**Les consignes:**
(1) D'après l'extrait sur l'économie néerlandaise, pourquoi les banques du pays semblent-elles moins exposées qu'ailleurs à la crise du crédit ? Répondez en une à trois phrases.
(2) Selon l'extrait sur l'économie néerlandaise, à quel montant la Banque centrale a-t-elle porté son niveau de protection de l'épargne le 9 octobre ?
(3) Recopiez le passage de l'extrait sur l'économie néerlandaise allant de « Les ménages rassurés.Les » jusqu'à « à 100 000 euros. » inclus.

Pas de panique non plus dans l’immobilier. Le nombre de transactions baisse depuis avril, mais les prix n’ont cessé d’augmenter que récemment. Le président de l’Association néerlandaise des agents immobiliers (NVM), Gert Hukker, ne voit pas là de sérieux motifs d’inquiétude. « La pénurie structurelle de logements dans notre pays trop petit pour sa population va maintenir les prix à un niveau stable, contrairement à l’Espagne ou à la Grande-Bretagne », explique-t-il.

Face à la crise, le plus grand syndicat du pays a proposé fin octobre d’assouplir les licenciements !

Les ménages rassurés.Les banques, elles aussi, paraissent moins exposées qu’ailleurs à la crise du crédit, dans la mesure où le tiers des -ménages occupe des logements sociaux. Le pays ne compte que 54 % de propriétaires, contre 58 % en France et 71 % en Grande--Bretagne. Les ménages se montrent par ailleurs rassurés par le filet de protection offert par la Banque centrale (DNB), qui a relevé le 9 octobre son niveau de protection de l’épargne, passé de 20 000 à 100 000 euros.

« Notre économie est largement axée sur la réexportation, rappelle de son côté l’économiste Michiel Vergeer. Cette activité ne faiblit pas, malgré les doutes sur la demande américaine. » Grâce notamment au port de Rotterdam et à l’aéroport de Schiphol. Le gouvernement prévoit une croissance des exportations de 4,75 % en 2009, contre 6,5 % en 2008. « Les carnets de commandes sont pleins », rappelle le ministre des Finances, Wouter Bos. Un homme qui, grâce à son rôle de sauveur des grandes banques et des épargnants, voit sa cote de popularité nettement remonter dans les sondages. Wouter Bos, qui est aussi le chef du Parti travailliste, membre de la coalition de centre gauche au pouvoir, profite également de la crise pour moraliser le climat des affaires.

**Données enregistrées:**
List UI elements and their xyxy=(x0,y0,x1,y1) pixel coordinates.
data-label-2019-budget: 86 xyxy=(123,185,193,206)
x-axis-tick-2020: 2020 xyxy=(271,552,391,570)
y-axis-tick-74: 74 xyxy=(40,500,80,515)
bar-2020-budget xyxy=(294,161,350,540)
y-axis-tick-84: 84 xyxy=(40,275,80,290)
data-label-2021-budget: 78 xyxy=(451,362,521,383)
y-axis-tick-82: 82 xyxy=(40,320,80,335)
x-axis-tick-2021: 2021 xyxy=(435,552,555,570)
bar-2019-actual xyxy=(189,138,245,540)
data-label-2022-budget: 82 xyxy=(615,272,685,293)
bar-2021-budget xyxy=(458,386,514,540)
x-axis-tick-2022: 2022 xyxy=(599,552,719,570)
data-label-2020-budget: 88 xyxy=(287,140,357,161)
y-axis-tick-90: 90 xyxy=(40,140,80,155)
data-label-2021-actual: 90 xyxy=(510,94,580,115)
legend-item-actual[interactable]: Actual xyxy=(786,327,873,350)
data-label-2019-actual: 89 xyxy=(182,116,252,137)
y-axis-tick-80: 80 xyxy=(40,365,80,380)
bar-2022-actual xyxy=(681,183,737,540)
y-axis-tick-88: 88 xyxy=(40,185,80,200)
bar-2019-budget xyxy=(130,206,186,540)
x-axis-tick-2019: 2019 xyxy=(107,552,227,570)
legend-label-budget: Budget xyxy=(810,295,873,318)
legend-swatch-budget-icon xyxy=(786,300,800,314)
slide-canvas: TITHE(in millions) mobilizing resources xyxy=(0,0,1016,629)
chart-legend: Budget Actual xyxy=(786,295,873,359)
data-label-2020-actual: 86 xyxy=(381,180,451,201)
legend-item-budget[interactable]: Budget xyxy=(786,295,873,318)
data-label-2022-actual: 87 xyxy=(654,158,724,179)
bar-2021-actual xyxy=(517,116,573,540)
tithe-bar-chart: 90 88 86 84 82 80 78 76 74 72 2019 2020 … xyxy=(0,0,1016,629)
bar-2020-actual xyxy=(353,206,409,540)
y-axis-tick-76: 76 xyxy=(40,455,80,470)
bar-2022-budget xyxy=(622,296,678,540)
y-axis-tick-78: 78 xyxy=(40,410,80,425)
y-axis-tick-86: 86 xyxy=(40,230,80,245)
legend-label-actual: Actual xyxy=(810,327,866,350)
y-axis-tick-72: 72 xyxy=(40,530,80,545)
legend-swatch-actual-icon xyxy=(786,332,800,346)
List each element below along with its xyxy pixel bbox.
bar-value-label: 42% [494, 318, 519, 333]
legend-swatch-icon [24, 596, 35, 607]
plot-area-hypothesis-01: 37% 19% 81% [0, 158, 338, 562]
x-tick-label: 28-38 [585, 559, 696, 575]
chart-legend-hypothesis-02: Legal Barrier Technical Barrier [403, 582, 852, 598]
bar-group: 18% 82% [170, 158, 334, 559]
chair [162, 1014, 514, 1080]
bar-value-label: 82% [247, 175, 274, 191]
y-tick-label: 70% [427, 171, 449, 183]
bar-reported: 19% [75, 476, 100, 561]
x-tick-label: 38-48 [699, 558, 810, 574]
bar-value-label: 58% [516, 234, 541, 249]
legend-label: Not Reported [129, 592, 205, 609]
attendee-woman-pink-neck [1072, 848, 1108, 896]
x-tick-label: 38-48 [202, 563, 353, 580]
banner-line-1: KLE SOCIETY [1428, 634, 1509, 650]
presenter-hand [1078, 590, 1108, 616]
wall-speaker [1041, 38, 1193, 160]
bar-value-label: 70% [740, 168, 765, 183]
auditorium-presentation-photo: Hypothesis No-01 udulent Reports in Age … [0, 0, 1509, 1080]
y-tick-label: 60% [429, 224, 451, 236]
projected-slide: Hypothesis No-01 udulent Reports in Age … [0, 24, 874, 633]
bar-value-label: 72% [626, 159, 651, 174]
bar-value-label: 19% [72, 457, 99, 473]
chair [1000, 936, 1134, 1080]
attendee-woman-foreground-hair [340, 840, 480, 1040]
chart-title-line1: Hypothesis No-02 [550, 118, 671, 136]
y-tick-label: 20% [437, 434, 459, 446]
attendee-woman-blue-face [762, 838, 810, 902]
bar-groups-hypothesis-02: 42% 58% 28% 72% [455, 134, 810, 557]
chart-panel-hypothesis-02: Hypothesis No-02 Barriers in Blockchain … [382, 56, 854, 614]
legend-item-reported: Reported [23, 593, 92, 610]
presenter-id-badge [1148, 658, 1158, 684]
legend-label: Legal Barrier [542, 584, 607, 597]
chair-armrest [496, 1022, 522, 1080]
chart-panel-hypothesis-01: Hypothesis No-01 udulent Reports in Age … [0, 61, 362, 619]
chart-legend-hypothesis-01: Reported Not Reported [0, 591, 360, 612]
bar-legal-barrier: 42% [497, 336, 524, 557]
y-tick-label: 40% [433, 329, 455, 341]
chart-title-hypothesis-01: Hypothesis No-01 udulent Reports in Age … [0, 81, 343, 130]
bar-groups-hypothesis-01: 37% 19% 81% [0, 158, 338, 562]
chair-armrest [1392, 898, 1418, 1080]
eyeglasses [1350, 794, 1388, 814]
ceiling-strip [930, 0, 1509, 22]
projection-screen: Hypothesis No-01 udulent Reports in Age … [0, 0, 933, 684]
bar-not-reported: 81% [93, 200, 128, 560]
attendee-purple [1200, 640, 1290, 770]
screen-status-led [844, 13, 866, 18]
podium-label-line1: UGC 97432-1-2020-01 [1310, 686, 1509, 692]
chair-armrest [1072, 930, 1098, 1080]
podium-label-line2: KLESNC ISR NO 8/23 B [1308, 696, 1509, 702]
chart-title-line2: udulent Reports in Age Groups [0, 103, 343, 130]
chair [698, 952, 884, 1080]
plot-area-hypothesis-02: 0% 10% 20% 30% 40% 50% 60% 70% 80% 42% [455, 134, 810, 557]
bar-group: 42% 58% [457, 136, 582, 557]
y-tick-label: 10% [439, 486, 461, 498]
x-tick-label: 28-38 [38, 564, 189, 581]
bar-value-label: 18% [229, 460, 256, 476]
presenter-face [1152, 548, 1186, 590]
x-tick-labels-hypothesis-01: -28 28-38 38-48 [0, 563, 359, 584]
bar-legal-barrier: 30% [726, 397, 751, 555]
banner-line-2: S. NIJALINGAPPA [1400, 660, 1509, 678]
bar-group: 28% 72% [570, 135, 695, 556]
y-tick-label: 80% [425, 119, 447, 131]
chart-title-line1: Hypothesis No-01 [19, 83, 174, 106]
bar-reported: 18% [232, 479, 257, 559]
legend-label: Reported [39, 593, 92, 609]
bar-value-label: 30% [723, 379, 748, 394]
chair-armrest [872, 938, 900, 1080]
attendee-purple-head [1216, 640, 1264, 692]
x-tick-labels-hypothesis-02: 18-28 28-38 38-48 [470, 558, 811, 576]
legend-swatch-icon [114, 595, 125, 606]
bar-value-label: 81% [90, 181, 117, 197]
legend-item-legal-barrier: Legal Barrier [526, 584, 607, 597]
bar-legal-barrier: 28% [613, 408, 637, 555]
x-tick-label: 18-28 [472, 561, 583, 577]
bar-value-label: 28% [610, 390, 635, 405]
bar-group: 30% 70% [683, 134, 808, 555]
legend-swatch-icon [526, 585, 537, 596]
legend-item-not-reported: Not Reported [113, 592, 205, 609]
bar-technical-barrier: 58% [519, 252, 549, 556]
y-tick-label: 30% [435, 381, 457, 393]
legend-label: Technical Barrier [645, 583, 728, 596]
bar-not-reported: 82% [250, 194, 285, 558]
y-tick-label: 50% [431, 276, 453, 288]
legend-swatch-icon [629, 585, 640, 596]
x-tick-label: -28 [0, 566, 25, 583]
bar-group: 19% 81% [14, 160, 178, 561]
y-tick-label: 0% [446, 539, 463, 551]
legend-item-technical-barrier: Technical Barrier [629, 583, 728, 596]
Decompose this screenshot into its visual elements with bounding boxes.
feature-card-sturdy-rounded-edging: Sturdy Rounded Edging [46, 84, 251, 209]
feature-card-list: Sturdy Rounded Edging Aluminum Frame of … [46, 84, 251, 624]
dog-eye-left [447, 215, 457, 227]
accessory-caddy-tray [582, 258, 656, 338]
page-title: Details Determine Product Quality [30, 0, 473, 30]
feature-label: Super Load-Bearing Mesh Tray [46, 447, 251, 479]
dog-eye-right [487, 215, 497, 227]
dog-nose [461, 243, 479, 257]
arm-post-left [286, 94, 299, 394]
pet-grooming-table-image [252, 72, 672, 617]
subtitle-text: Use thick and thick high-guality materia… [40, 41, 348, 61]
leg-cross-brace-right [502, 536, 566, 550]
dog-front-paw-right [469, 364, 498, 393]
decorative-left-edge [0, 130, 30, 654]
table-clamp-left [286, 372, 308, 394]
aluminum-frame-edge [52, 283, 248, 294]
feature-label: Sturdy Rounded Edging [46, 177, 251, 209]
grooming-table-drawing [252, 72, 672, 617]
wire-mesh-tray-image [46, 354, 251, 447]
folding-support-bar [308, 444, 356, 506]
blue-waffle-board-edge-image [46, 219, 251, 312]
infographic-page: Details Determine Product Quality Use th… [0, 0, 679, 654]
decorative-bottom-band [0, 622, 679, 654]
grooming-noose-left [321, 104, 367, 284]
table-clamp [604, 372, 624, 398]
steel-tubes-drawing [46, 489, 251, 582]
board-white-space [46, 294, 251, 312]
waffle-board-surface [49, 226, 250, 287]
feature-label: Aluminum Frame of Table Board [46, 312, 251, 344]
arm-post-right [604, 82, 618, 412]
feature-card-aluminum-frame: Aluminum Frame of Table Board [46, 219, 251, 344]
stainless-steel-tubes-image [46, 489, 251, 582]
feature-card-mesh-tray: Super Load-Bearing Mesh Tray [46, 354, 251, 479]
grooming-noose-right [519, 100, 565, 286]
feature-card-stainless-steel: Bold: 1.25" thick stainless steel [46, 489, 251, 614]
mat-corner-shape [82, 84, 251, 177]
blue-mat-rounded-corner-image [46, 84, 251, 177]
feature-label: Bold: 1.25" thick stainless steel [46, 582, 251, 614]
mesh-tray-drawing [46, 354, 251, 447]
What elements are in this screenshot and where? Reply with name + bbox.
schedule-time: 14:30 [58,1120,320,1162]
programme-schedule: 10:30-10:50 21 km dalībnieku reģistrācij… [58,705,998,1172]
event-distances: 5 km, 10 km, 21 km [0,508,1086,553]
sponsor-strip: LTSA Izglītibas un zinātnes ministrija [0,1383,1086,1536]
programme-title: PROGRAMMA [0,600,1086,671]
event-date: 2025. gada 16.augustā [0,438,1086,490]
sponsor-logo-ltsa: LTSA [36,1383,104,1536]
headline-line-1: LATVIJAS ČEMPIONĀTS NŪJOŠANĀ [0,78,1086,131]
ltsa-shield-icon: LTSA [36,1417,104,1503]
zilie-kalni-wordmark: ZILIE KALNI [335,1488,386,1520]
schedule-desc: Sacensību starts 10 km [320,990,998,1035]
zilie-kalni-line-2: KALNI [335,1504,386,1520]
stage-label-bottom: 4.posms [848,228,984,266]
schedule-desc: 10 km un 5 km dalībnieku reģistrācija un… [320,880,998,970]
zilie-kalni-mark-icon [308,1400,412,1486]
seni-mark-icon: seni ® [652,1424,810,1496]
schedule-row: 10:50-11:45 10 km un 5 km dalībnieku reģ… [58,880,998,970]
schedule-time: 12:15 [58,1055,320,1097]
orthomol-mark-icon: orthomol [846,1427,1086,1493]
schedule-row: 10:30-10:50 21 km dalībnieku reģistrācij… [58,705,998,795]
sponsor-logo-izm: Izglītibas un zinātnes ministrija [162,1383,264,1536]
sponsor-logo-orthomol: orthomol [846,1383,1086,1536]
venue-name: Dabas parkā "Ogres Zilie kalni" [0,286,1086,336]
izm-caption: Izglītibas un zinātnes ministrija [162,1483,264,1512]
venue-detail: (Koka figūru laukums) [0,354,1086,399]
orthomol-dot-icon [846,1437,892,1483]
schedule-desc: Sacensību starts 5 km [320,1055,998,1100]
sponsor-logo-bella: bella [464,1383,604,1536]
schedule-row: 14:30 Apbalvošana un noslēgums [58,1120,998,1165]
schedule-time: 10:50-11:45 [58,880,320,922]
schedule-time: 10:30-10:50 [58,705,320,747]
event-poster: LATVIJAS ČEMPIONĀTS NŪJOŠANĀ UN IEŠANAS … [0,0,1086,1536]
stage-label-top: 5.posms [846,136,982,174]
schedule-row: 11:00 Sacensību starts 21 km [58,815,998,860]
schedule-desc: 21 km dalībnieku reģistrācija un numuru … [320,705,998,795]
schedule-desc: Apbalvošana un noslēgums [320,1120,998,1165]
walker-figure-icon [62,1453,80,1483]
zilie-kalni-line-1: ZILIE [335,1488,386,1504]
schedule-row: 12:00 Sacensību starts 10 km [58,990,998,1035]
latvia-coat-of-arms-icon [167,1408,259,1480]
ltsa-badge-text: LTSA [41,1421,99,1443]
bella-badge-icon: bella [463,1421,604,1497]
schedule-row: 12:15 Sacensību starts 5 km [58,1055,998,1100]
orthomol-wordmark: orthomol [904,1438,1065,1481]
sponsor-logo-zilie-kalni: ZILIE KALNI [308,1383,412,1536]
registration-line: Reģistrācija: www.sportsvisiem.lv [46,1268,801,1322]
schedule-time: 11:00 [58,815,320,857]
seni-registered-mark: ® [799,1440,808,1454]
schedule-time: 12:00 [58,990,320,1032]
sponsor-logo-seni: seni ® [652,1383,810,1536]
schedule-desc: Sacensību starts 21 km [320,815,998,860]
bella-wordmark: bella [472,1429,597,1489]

**Solutions détaillées:**
(1) Les banques paraissent moins exposées parce qu'un tiers des ménages occupe des logements sociaux. Le pays ne compte d'ailleurs que 54 % de propriétaires, contre 58 % en France et 71 % en Grande-Bretagne.

(2) Elle l'a porté à 100 000 euros, contre 20 000 euros auparavant.

(3)
Les ménages rassurés.Les banques, elles aussi, paraissent moins exposées qu’ailleurs à la crise du crédit, dans la mesure où le tiers des -ménages occupe des logements sociaux. Le pays ne compte que 54 % de propriétaires, contre 58 % en France et 71 % en Grande--Bretagne. Les ménages se montrent par ailleurs rassurés par le filet de protection offert par la Banque centrale (DNB), qui a relevé le 9 octobre son niveau de protection de l’épargne, passé de 20 000 à 100 000 euros.